Exercise task — Set down the full listing exactly as given. Any pictures are to be left out.

#### Provided data ####

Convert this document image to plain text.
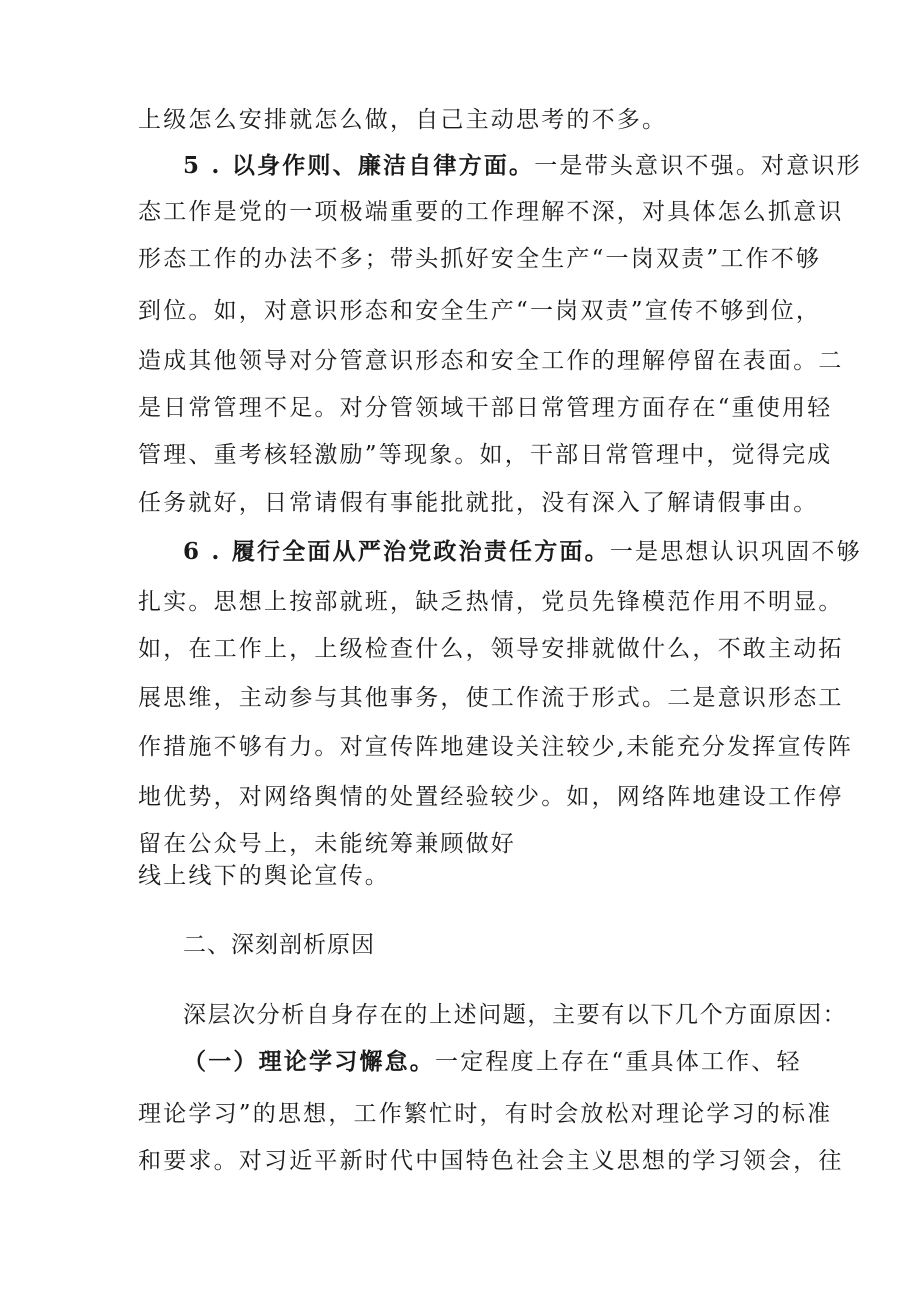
上级怎么安排就怎么做，自己主动思考的不多。
5 . 以身作则、廉洁自律方面。一是带头意识不强。对意识形
态工作是党的一项极端重要的工作理解不深，对具体怎么抓意识
形态工作的办法不多；带头抓好安全生产“一岗双责”工作不够
到位。如，对意识形态和安全生产“一岗双责”宣传不够到位，
造成其他领导对分管意识形态和安全工作的理解停留在表面。二
是日常管理不足。对分管领域干部日常管理方面存在“重使用轻
管理、重考核轻激励”等现象。如，干部日常管理中，觉得完成
任务就好，日常请假有事能批就批，没有深入了解请假事由。
6 . 履行全面从严治党政治责任方面。一是思想认识巩固不够
扎实。思想上按部就班，缺乏热情，党员先锋模范作用不明显。
如，在工作上，上级检查什么，领导安排就做什么，不敢主动拓
展思维，主动参与其他事务，使工作流于形式。二是意识形态工
作措施不够有力。对宣传阵地建设关注较少,未能充分发挥宣传阵
地优势，对网络舆情的处置经验较少。如，网络阵地建设工作停
留在公众号上，未能统筹兼顾做好
线上线下的舆论宣传。
二、深刻剖析原因
深层次分析自身存在的上述问题，主要有以下几个方面原因：
（一）理论学习懈怠。一定程度上存在“重具体工作、轻
理论学习”的思想，工作繁忙时，有时会放松对理论学习的标准
和要求。对习近平新时代中国特色社会主义思想的学习领会，往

####

Exercise result —
Convert this document image to plain text.
上级怎么安排就怎么做，自己主动思考的不多。
5 . 以身作则、廉洁自律方面。一是带头意识不强。对意识形
态工作是党的一项极端重要的工作理解不深，对具体怎么抓意识
形态工作的办法不多；带头抓好安全生产“一岗双责”工作不够
到位。如，对意识形态和安全生产“一岗双责”宣传不够到位，
造成其他领导对分管意识形态和安全工作的理解停留在表面。二
是日常管理不足。对分管领域干部日常管理方面存在“重使用轻
管理、重考核轻激励”等现象。如，干部日常管理中，觉得完成
任务就好，日常请假有事能批就批，没有深入了解请假事由。
6 . 履行全面从严治党政治责任方面。一是思想认识巩固不够
扎实。思想上按部就班，缺乏热情，党员先锋模范作用不明显。
如，在工作上，上级检查什么，领导安排就做什么，不敢主动拓
展思维，主动参与其他事务，使工作流于形式。二是意识形态工
作措施不够有力。对宣传阵地建设关注较少,未能充分发挥宣传阵
地优势，对网络舆情的处置经验较少。如，网络阵地建设工作停
留在公众号上，未能统筹兼顾做好
线上线下的舆论宣传。
二、深刻剖析原因
深层次分析自身存在的上述问题，主要有以下几个方面原因：
（一）理论学习懈怠。一定程度上存在“重具体工作、轻
理论学习”的思想，工作繁忙时，有时会放松对理论学习的标准
和要求。对习近平新时代中国特色社会主义思想的学习领会，往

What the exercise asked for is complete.